• **Your task**:
What follows is a set of records; restate each one word for word and drop the pictures.

■ ■ ■ ■ ■

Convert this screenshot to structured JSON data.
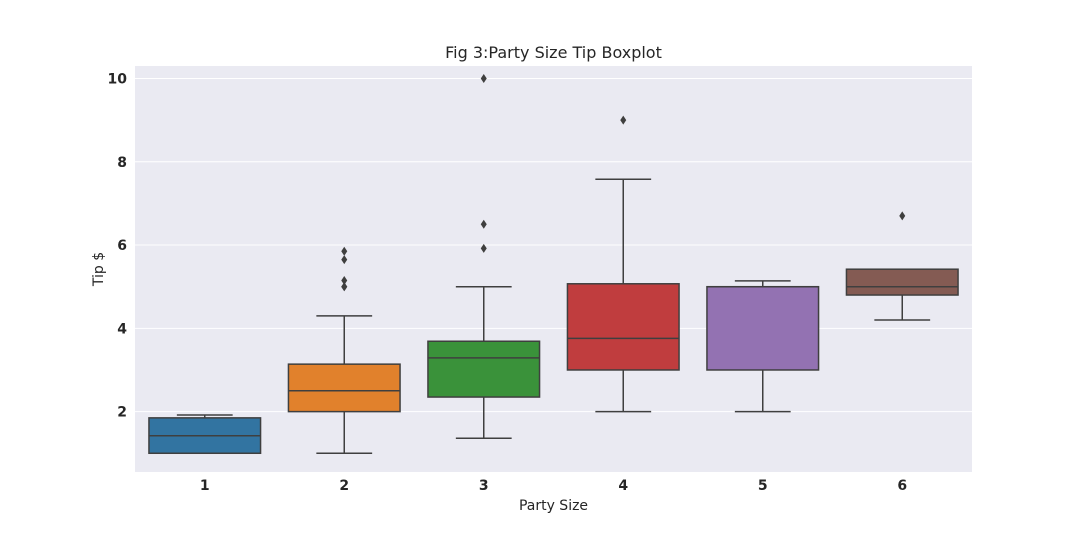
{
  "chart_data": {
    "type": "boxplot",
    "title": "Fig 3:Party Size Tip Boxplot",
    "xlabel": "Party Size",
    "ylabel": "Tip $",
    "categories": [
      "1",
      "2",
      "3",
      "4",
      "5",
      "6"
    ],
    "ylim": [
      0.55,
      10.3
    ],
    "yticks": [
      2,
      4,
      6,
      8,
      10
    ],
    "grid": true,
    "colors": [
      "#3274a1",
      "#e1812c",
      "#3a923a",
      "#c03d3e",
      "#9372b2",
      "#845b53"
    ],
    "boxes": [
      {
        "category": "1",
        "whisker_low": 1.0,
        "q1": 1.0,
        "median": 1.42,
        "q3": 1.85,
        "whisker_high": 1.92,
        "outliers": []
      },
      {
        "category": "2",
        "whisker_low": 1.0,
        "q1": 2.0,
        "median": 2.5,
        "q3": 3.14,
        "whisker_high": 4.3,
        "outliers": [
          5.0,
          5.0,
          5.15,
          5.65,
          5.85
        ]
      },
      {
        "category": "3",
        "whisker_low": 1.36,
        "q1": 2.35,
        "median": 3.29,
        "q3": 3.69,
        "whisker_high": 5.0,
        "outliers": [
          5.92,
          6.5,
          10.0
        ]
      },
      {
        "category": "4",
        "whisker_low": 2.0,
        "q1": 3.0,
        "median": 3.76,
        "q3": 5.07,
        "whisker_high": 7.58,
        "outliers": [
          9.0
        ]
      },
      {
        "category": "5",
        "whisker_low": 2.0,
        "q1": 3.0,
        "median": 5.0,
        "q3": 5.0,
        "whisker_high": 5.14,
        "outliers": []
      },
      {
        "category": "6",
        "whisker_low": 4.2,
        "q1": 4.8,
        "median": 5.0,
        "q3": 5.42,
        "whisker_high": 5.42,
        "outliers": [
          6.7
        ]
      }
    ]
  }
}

■ ■ ■ ■ ■

• **Answer to this task**:
Convert this screenshot to structured JSON data.
{
  "chart_data": {
    "type": "boxplot",
    "title": "Fig 3:Party Size Tip Boxplot",
    "xlabel": "Party Size",
    "ylabel": "Tip $",
    "categories": [
      "1",
      "2",
      "3",
      "4",
      "5",
      "6"
    ],
    "ylim": [
      0.55,
      10.3
    ],
    "yticks": [
      2,
      4,
      6,
      8,
      10
    ],
    "grid": true,
    "colors": [
      "#3274a1",
      "#e1812c",
      "#3a923a",
      "#c03d3e",
      "#9372b2",
      "#845b53"
    ],
    "boxes": [
      {
        "category": "1",
        "whisker_low": 1.0,
        "q1": 1.0,
        "median": 1.42,
        "q3": 1.85,
        "whisker_high": 1.92,
        "outliers": []
      },
      {
        "category": "2",
        "whisker_low": 1.0,
        "q1": 2.0,
        "median": 2.5,
        "q3": 3.14,
        "whisker_high": 4.3,
        "outliers": [
          5.0,
          5.0,
          5.15,
          5.65,
          5.85
        ]
      },
      {
        "category": "3",
        "whisker_low": 1.36,
        "q1": 2.35,
        "median": 3.29,
        "q3": 3.69,
        "whisker_high": 5.0,
        "outliers": [
          5.92,
          6.5,
          10.0
        ]
      },
      {
        "category": "4",
        "whisker_low": 2.0,
        "q1": 3.0,
        "median": 3.76,
        "q3": 5.07,
        "whisker_high": 7.58,
        "outliers": [
          9.0
        ]
      },
      {
        "category": "5",
        "whisker_low": 2.0,
        "q1": 3.0,
        "median": 5.0,
        "q3": 5.0,
        "whisker_high": 5.14,
        "outliers": []
      },
      {
        "category": "6",
        "whisker_low": 4.2,
        "q1": 4.8,
        "median": 5.0,
        "q3": 5.42,
        "whisker_high": 5.42,
        "outliers": [
          6.7
        ]
      }
    ]
  }
}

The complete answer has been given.